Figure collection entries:
····················

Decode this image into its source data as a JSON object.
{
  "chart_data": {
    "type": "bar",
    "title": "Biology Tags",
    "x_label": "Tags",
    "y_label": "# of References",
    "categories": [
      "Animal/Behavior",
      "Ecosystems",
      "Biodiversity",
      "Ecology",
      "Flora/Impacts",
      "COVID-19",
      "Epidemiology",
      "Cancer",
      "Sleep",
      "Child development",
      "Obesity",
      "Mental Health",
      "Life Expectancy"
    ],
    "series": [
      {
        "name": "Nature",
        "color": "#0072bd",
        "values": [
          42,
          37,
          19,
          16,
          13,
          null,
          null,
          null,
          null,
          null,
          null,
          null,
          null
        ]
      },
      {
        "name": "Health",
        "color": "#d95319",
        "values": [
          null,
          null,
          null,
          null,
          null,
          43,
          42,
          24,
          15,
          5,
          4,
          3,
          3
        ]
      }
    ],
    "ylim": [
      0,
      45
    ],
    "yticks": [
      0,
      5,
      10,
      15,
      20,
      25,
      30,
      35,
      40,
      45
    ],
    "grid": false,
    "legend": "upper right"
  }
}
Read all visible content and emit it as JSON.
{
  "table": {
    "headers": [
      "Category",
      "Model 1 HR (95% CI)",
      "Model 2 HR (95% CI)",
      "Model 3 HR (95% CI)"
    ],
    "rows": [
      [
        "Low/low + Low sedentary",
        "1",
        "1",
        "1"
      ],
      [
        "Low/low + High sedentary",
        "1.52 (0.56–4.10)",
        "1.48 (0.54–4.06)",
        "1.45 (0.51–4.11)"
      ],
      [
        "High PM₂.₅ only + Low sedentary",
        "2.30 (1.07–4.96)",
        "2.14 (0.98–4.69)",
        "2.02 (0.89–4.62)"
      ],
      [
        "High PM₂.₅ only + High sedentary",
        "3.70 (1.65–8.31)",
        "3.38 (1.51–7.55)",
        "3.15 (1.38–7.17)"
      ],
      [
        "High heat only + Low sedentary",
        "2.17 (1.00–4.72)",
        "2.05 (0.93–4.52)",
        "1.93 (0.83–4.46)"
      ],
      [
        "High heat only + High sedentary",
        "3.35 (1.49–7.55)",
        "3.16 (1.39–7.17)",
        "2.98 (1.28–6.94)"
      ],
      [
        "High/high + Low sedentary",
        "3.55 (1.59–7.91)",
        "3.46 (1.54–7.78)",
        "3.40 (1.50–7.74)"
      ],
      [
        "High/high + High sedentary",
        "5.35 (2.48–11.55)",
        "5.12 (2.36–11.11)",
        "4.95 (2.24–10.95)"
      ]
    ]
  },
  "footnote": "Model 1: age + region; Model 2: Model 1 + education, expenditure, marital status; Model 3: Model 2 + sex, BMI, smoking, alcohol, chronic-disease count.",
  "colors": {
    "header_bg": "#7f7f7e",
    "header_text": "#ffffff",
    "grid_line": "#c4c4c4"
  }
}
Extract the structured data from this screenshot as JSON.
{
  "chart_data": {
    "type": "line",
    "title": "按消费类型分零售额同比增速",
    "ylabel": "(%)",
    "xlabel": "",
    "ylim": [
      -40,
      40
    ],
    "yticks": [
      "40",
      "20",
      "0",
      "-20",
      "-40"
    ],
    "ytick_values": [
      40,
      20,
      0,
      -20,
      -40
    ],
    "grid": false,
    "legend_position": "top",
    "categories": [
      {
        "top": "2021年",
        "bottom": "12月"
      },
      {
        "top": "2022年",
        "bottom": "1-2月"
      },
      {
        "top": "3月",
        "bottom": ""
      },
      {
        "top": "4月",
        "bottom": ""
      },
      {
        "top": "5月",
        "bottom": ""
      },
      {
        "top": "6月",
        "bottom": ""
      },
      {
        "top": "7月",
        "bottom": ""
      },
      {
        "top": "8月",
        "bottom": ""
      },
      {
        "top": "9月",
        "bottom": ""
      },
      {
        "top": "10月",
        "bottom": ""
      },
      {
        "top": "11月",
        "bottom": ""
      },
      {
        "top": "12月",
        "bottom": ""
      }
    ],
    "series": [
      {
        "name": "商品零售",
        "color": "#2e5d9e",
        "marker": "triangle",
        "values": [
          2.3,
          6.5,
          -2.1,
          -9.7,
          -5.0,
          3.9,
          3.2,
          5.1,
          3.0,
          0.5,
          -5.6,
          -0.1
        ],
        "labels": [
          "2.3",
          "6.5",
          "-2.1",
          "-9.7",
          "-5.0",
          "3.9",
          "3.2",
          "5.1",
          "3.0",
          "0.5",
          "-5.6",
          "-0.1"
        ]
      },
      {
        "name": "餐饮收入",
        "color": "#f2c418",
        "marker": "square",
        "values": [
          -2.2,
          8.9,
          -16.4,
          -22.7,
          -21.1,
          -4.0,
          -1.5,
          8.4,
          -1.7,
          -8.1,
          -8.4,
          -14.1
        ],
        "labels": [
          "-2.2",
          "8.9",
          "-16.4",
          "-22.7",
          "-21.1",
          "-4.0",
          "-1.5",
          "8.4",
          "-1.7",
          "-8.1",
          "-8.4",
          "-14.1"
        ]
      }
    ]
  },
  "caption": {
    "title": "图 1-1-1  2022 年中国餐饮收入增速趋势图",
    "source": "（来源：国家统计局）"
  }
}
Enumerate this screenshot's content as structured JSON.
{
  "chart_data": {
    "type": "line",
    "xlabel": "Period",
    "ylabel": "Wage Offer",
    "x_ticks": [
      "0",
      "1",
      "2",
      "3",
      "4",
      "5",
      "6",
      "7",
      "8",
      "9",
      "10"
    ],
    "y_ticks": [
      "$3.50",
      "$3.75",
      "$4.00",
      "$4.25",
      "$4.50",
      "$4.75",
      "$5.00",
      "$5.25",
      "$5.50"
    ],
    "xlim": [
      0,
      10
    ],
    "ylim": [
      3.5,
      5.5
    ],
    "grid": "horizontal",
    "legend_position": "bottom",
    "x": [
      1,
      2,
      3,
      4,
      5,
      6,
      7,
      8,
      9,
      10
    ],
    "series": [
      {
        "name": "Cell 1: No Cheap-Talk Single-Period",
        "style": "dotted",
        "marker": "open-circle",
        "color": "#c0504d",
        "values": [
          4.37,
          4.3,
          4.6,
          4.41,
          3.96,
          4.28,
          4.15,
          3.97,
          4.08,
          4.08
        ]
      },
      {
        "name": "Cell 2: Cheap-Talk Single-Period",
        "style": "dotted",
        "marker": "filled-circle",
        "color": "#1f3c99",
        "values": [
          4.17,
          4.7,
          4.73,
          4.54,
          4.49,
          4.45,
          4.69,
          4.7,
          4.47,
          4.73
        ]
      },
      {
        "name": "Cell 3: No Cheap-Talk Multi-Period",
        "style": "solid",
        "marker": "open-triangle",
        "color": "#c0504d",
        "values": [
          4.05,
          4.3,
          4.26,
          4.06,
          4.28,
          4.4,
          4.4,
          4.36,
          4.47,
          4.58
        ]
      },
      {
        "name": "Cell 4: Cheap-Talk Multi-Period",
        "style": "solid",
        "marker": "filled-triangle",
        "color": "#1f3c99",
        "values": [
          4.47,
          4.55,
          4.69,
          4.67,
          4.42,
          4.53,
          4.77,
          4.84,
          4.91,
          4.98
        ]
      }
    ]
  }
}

····················

→ **TASK DESCRIPTION**: Extract every line above that contains the word "marker".

→ **TASK ANSWER**:
        "marker": "triangle",
        "marker": "square",
        "marker": "open-circle",
        "marker": "filled-circle",
        "marker": "open-triangle",
        "marker": "filled-triangle",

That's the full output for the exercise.